▶ **SUPPLIED TEXT**:
---+---

Can I change m or ef_construction after the HNSW index is built?

No. Both m and ef_construction are build-time only and are frozen into the graph topology at creation. Changing either requires a full REINDEX or a fresh CREATE INDEX. Only hnsw.ef_search is adjustable at query time, per session or transaction.

Why does my HNSW index get ignored and the query does a Seq Scan?

The most common causes are an operator-class mismatch (querying with against a vector_cosine_ops index), a dimension mismatch between the query literal and the column, or cost settings like random_page_cost still tuned for spinning disks. Confirm the operator and cast width, then re-run EXPLAIN.

Should I use CREATE INDEX CONCURRENTLY for HNSW on a production table?

Yes. A plain CREATE INDEX holds an exclusive lock for the entire build, which can be hours on a large embedding column. CONCURRENTLY builds without blocking DML at the cost of a second table pass and higher failure sensitivity to long-running locks, so run it in a low-traffic window with retry logic.

How do I raise recall without rebuilding an HNSW index?

Raise hnsw.ef_search first, since it is a free query-time change that trades latency for recall. If recall plateaus below target even at a high ef_search, the graph itself is too sparse and you must rebuild with a larger ef_construction or m.

Step-by-Step HNSW Index Creation for Production Workloads

Building a Hierarchical Navigable Small World (HNSW) index on a live pgvector table is a calibrated, five-step procedure — not a single DDL statement. This page walks through the exact sequence to validate the embedding schema, choose build-time parameters, run the build without blocking traffic, confirm the planner actually uses the index, and tune query-time behaviour for a production Approximate Nearest Neighbor (ANN) workload.

Up: HNSW vs IVFFlat Algorithm Selection

HNSW constructs a multi-layer proximity graph that trades predictable memory overhead for sub-linear ANN query latency, which makes it the default choice for read-heavy semantic search, retrieval-augmented generation, and recommendation serving. This guide assumes you have already settled the algorithm question using the HNSW vs IVFFlat algorithm selection framework and are committed to HNSW; if you are still weighing memory footprint against write amplification, resolve that first, because the build procedure below assumes HNSW is the right structure for your latency and recall targets.

---+---

[Data drawn from a collection]
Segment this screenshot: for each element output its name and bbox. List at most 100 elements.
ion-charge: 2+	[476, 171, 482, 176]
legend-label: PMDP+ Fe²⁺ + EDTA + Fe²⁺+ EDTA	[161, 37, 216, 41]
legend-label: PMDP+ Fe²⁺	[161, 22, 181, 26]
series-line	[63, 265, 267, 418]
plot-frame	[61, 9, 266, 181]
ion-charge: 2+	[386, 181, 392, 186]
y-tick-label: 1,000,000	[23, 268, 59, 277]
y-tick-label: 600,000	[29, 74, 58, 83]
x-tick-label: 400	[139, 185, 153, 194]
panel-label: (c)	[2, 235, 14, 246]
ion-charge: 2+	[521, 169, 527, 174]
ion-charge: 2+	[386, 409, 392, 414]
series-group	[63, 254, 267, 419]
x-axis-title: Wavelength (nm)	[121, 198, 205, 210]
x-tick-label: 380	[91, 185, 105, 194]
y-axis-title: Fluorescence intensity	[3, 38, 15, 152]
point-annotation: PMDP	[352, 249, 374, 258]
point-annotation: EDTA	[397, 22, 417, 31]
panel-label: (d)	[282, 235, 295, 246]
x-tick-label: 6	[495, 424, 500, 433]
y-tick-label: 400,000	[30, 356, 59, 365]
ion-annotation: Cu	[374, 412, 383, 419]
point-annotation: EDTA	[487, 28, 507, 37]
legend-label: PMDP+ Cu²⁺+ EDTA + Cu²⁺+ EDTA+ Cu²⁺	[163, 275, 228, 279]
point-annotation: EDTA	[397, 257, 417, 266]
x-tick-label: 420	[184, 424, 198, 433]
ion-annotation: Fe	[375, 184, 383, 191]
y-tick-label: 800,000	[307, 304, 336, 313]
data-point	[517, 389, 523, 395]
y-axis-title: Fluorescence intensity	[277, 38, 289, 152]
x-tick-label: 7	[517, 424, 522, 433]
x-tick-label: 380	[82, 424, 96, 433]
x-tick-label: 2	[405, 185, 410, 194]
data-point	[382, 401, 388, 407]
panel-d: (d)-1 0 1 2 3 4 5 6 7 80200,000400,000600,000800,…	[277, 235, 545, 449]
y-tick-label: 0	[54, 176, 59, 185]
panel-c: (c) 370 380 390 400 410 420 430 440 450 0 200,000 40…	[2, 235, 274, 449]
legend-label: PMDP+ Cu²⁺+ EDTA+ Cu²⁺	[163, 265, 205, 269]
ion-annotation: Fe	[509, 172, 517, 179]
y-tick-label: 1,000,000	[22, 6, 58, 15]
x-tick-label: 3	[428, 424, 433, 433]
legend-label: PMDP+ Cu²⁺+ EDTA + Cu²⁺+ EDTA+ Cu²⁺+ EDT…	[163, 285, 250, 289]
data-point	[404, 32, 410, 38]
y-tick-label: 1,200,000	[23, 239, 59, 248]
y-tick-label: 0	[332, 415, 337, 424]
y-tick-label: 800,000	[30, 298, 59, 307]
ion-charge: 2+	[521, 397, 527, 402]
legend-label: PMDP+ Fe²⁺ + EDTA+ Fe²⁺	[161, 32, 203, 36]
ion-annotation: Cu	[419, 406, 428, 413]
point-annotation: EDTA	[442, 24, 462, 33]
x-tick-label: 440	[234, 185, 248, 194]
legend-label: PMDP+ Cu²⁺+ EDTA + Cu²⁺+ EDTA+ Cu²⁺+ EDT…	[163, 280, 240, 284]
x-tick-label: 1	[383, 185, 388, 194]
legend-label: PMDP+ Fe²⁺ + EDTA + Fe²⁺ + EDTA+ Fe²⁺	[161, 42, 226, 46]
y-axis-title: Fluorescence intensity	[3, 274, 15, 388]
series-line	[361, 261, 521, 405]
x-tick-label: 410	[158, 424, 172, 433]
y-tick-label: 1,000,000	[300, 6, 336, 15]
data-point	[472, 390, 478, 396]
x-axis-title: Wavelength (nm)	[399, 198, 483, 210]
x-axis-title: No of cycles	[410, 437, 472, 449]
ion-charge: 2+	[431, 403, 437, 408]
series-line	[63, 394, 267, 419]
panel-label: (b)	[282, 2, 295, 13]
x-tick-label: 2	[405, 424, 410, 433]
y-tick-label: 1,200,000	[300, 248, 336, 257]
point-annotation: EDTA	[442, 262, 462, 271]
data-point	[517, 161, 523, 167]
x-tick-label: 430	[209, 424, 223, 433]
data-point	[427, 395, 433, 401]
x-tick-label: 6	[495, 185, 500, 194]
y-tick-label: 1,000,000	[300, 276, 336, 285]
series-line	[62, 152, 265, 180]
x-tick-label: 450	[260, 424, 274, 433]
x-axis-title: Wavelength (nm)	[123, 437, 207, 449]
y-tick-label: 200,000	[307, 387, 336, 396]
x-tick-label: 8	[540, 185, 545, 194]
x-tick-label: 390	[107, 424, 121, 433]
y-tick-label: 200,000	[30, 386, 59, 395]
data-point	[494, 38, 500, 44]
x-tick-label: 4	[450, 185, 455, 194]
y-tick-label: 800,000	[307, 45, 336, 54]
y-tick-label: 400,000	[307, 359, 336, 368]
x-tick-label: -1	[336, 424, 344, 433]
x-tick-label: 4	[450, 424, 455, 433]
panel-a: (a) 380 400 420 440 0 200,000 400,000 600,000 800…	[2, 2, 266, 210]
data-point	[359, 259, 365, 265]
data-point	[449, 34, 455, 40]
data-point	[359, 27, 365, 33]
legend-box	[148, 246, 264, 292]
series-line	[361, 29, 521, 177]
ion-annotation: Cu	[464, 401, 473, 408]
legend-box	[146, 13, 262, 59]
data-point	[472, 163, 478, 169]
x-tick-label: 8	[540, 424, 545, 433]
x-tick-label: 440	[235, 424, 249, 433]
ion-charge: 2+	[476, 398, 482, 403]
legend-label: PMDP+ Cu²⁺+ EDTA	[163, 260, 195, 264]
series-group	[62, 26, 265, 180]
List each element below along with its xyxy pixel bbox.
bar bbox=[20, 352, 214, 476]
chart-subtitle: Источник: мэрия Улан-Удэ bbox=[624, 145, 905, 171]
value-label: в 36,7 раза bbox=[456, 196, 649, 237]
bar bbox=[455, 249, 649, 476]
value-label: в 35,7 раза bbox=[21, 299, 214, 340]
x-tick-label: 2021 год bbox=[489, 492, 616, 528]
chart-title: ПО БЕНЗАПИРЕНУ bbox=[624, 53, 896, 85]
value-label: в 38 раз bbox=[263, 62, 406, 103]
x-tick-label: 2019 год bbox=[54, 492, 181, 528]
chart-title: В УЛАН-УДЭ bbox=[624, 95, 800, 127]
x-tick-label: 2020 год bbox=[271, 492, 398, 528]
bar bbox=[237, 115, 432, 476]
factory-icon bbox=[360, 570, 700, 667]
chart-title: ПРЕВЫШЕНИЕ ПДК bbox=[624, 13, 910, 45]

---+---

▶ **OBJECTIVES**:
A. In the HNSW guide, which setting can be adjusted at query time?
B. Check each statement against the HNSW guide and answer yes or no, quoting the deciding words: (i) A plain CREATE INDEX holds an exclusive lock for the whole build. (ii) Changing m can be done without rebuilding the index. (iii) The guide presents index creation as a five-step procedure.
C. Output from the HNSW guide, word for word, the passage that begins at the words "Raise hnsw.ef_search first, since" and stops after "Neighbor (ANN) workload.".

▶ **SOLUTION SET**:
A. Only hnsw.ef_search, per session or transaction.

B.
(i) Yes: "A plain CREATE INDEX holds an exclusive lock for the entire build"
(ii) No: "Changing either requires a full REINDEX or a fresh CREATE INDEX."
(iii) Yes: "is a calibrated, five-step procedure"

C.
Raise hnsw.ef_search first, since it is a free query-time change that trades latency for recall. If recall plateaus below target even at a high ef_search, the graph itself is too sparse and you must rebuild with a larger ef_construction or m.

Step-by-Step HNSW Index Creation for Production Workloads

Building a Hierarchical Navigable Small World (HNSW) index on a live pgvector table is a calibrated, five-step procedure — not a single DDL statement. This page walks through the exact sequence to validate the embedding schema, choose build-time parameters, run the build without blocking traffic, confirm the planner actually uses the index, and tune query-time behaviour for a production Approximate Nearest Neighbor (ANN) workload.